▶ **Written instruction**
Retype every line of the records below with no changes at all.

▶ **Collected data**

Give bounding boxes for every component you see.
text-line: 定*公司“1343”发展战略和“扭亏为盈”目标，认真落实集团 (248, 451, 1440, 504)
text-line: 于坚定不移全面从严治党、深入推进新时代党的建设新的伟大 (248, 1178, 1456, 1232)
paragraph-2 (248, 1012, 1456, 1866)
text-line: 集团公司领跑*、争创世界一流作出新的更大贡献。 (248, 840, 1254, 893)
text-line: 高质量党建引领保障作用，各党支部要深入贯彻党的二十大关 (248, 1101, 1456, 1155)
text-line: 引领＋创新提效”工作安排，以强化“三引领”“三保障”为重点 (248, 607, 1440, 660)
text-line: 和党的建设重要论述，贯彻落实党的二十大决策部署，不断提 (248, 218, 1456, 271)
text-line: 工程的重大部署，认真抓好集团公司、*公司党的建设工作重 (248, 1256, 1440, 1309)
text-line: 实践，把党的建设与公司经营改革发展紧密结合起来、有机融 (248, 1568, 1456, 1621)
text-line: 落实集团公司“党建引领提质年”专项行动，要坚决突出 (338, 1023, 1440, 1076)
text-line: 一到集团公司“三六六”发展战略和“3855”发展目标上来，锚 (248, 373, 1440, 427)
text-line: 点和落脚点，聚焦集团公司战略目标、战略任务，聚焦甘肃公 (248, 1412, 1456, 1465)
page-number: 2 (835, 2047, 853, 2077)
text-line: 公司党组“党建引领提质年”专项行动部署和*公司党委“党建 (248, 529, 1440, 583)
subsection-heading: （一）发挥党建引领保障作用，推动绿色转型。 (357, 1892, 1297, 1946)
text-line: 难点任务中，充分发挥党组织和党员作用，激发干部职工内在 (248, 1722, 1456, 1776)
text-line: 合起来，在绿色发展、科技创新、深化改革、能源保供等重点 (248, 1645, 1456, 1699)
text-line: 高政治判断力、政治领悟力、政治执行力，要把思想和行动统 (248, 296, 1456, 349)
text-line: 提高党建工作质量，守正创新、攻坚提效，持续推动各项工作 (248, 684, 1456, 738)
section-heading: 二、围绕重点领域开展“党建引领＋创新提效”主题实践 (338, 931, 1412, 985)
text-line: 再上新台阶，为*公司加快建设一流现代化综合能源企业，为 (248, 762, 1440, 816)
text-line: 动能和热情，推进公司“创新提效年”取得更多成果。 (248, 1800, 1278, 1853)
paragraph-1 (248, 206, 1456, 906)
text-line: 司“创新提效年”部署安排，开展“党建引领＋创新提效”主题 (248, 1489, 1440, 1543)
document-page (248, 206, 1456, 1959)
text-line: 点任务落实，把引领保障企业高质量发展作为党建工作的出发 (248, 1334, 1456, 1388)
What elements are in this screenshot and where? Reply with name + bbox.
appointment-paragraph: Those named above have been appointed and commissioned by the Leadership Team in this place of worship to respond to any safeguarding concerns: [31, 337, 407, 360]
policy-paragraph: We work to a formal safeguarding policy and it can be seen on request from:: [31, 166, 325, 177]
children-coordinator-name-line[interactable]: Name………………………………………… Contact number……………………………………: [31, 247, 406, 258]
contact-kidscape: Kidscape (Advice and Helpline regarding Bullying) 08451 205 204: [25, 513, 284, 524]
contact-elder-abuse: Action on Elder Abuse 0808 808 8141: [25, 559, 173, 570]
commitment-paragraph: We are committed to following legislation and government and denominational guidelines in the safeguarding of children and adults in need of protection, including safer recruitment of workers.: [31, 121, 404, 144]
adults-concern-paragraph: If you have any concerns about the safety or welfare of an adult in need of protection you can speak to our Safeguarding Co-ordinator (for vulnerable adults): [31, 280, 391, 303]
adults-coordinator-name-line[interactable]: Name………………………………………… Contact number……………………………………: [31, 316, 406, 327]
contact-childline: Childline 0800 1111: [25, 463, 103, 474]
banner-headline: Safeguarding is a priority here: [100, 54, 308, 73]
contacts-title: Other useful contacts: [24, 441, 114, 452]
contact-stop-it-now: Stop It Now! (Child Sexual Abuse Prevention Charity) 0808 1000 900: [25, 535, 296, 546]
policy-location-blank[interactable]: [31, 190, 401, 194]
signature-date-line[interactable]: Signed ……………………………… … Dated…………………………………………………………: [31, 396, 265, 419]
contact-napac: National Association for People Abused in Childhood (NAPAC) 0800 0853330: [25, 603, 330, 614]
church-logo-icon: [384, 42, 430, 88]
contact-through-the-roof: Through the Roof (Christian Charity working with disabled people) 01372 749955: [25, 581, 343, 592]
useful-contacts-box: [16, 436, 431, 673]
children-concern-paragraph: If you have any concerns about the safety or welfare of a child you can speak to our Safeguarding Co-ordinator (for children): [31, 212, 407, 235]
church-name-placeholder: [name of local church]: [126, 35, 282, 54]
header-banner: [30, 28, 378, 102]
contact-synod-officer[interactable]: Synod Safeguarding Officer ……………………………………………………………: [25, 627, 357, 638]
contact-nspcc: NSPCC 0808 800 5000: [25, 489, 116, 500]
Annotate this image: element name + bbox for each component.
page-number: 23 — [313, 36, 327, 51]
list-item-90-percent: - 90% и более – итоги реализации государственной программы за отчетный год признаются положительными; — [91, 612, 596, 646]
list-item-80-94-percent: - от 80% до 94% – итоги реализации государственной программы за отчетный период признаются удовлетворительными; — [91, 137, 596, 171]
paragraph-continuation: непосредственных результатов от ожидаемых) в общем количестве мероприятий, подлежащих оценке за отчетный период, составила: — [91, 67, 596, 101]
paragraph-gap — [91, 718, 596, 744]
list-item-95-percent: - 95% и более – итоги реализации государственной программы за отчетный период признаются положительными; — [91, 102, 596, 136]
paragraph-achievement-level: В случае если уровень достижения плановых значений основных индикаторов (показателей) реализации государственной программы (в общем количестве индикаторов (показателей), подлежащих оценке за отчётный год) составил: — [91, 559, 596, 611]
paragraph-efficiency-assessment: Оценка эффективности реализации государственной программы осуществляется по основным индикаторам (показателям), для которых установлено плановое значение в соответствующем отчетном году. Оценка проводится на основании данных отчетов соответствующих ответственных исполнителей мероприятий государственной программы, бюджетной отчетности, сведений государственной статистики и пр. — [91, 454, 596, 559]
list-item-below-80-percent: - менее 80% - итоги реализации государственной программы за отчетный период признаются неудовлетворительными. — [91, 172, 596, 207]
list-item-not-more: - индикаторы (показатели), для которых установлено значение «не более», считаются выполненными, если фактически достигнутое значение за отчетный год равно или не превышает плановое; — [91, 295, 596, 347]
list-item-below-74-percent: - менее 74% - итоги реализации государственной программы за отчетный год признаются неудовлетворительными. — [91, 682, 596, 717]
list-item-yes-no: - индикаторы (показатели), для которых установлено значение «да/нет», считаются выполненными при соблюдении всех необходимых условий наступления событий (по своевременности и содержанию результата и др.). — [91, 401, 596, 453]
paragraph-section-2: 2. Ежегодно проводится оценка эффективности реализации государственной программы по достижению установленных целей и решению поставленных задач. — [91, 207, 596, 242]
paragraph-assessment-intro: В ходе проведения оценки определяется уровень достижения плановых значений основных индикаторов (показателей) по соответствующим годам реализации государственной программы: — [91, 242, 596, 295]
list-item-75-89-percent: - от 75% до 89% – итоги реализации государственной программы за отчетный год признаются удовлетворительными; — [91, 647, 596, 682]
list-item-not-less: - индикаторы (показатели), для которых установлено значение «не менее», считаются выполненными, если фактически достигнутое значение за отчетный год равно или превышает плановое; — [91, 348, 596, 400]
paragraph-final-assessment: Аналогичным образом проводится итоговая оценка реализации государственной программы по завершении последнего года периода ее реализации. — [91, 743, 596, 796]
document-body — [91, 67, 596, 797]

▶ **Answer in full**
Give bounding boxes for every component you see.
text-line: 定*公司“1343”发展战略和“扭亏为盈”目标，认真落实集团 (248, 451, 1440, 504)
text-line: 于坚定不移全面从严治党、深入推进新时代党的建设新的伟大 (248, 1178, 1456, 1232)
paragraph-2 (248, 1012, 1456, 1866)
text-line: 集团公司领跑*、争创世界一流作出新的更大贡献。 (248, 840, 1254, 893)
text-line: 高质量党建引领保障作用，各党支部要深入贯彻党的二十大关 (248, 1101, 1456, 1155)
text-line: 引领＋创新提效”工作安排，以强化“三引领”“三保障”为重点 (248, 607, 1440, 660)
text-line: 和党的建设重要论述，贯彻落实党的二十大决策部署，不断提 (248, 218, 1456, 271)
text-line: 工程的重大部署，认真抓好集团公司、*公司党的建设工作重 (248, 1256, 1440, 1309)
text-line: 实践，把党的建设与公司经营改革发展紧密结合起来、有机融 (248, 1568, 1456, 1621)
text-line: 落实集团公司“党建引领提质年”专项行动，要坚决突出 (338, 1023, 1440, 1076)
text-line: 一到集团公司“三六六”发展战略和“3855”发展目标上来，锚 (248, 373, 1440, 427)
text-line: 点和落脚点，聚焦集团公司战略目标、战略任务，聚焦甘肃公 (248, 1412, 1456, 1465)
page-number: 2 (835, 2047, 853, 2077)
text-line: 公司党组“党建引领提质年”专项行动部署和*公司党委“党建 (248, 529, 1440, 583)
subsection-heading: （一）发挥党建引领保障作用，推动绿色转型。 (357, 1892, 1297, 1946)
text-line: 难点任务中，充分发挥党组织和党员作用，激发干部职工内在 (248, 1722, 1456, 1776)
text-line: 合起来，在绿色发展、科技创新、深化改革、能源保供等重点 (248, 1645, 1456, 1699)
text-line: 高政治判断力、政治领悟力、政治执行力，要把思想和行动统 (248, 296, 1456, 349)
text-line: 提高党建工作质量，守正创新、攻坚提效，持续推动各项工作 (248, 684, 1456, 738)
section-heading: 二、围绕重点领域开展“党建引领＋创新提效”主题实践 (338, 931, 1412, 985)
text-line: 再上新台阶，为*公司加快建设一流现代化综合能源企业，为 (248, 762, 1440, 816)
text-line: 动能和热情，推进公司“创新提效年”取得更多成果。 (248, 1800, 1278, 1853)
paragraph-1 (248, 206, 1456, 906)
text-line: 司“创新提效年”部署安排，开展“党建引领＋创新提效”主题 (248, 1489, 1440, 1543)
document-page (248, 206, 1456, 1959)
text-line: 点任务落实，把引领保障企业高质量发展作为党建工作的出发 (248, 1334, 1456, 1388)
What elements are in this screenshot and where? Reply with name + bbox.
appointment-paragraph: Those named above have been appointed and commissioned by the Leadership Team in this place of worship to respond to any safeguarding concerns: [31, 337, 407, 360]
policy-paragraph: We work to a formal safeguarding policy and it can be seen on request from:: [31, 166, 325, 177]
children-coordinator-name-line[interactable]: Name………………………………………… Contact number……………………………………: [31, 247, 406, 258]
contact-kidscape: Kidscape (Advice and Helpline regarding Bullying) 08451 205 204: [25, 513, 284, 524]
contact-elder-abuse: Action on Elder Abuse 0808 808 8141: [25, 559, 173, 570]
commitment-paragraph: We are committed to following legislation and government and denominational guidelines in the safeguarding of children and adults in need of protection, including safer recruitment of workers.: [31, 121, 404, 144]
adults-concern-paragraph: If you have any concerns about the safety or welfare of an adult in need of protection you can speak to our Safeguarding Co-ordinator (for vulnerable adults): [31, 280, 391, 303]
adults-coordinator-name-line[interactable]: Name………………………………………… Contact number……………………………………: [31, 316, 406, 327]
contact-childline: Childline 0800 1111: [25, 463, 103, 474]
banner-headline: Safeguarding is a priority here: [100, 54, 308, 73]
contacts-title: Other useful contacts: [24, 441, 114, 452]
contact-stop-it-now: Stop It Now! (Child Sexual Abuse Prevention Charity) 0808 1000 900: [25, 535, 296, 546]
policy-location-blank[interactable]: [31, 190, 401, 194]
signature-date-line[interactable]: Signed ……………………………… … Dated…………………………………………………………: [31, 396, 265, 419]
contact-napac: National Association for People Abused in Childhood (NAPAC) 0800 0853330: [25, 603, 330, 614]
church-logo-icon: [384, 42, 430, 88]
contact-through-the-roof: Through the Roof (Christian Charity working with disabled people) 01372 749955: [25, 581, 343, 592]
useful-contacts-box: [16, 436, 431, 673]
children-concern-paragraph: If you have any concerns about the safety or welfare of a child you can speak to our Safeguarding Co-ordinator (for children): [31, 212, 407, 235]
church-name-placeholder: [name of local church]: [126, 35, 282, 54]
header-banner: [30, 28, 378, 102]
contact-synod-officer[interactable]: Synod Safeguarding Officer ……………………………………………………………: [25, 627, 357, 638]
contact-nspcc: NSPCC 0808 800 5000: [25, 489, 116, 500]
Annotate this image: element name + bbox for each component.
page-number: 23 — [313, 36, 327, 51]
list-item-90-percent: - 90% и более – итоги реализации государственной программы за отчетный год признаются положительными; — [91, 612, 596, 646]
list-item-80-94-percent: - от 80% до 94% – итоги реализации государственной программы за отчетный период признаются удовлетворительными; — [91, 137, 596, 171]
paragraph-continuation: непосредственных результатов от ожидаемых) в общем количестве мероприятий, подлежащих оценке за отчетный период, составила: — [91, 67, 596, 101]
paragraph-gap — [91, 718, 596, 744]
list-item-95-percent: - 95% и более – итоги реализации государственной программы за отчетный период признаются положительными; — [91, 102, 596, 136]
paragraph-achievement-level: В случае если уровень достижения плановых значений основных индикаторов (показателей) реализации государственной программы (в общем количестве индикаторов (показателей), подлежащих оценке за отчётный год) составил: — [91, 559, 596, 611]
paragraph-efficiency-assessment: Оценка эффективности реализации государственной программы осуществляется по основным индикаторам (показателям), для которых установлено плановое значение в соответствующем отчетном году. Оценка проводится на основании данных отчетов соответствующих ответственных исполнителей мероприятий государственной программы, бюджетной отчетности, сведений государственной статистики и пр. — [91, 454, 596, 559]
list-item-below-80-percent: - менее 80% - итоги реализации государственной программы за отчетный период признаются неудовлетворительными. — [91, 172, 596, 207]
list-item-not-more: - индикаторы (показатели), для которых установлено значение «не более», считаются выполненными, если фактически достигнутое значение за отчетный год равно или не превышает плановое; — [91, 295, 596, 347]
list-item-below-74-percent: - менее 74% - итоги реализации государственной программы за отчетный год признаются неудовлетворительными. — [91, 682, 596, 717]
list-item-yes-no: - индикаторы (показатели), для которых установлено значение «да/нет», считаются выполненными при соблюдении всех необходимых условий наступления событий (по своевременности и содержанию результата и др.). — [91, 401, 596, 453]
paragraph-section-2: 2. Ежегодно проводится оценка эффективности реализации государственной программы по достижению установленных целей и решению поставленных задач. — [91, 207, 596, 242]
paragraph-assessment-intro: В ходе проведения оценки определяется уровень достижения плановых значений основных индикаторов (показателей) по соответствующим годам реализации государственной программы: — [91, 242, 596, 295]
list-item-75-89-percent: - от 75% до 89% – итоги реализации государственной программы за отчетный год признаются удовлетворительными; — [91, 647, 596, 682]
list-item-not-less: - индикаторы (показатели), для которых установлено значение «не менее», считаются выполненными, если фактически достигнутое значение за отчетный год равно или превышает плановое; — [91, 348, 596, 400]
paragraph-final-assessment: Аналогичным образом проводится итоговая оценка реализации государственной программы по завершении последнего года периода ее реализации. — [91, 743, 596, 796]
document-body — [91, 67, 596, 797]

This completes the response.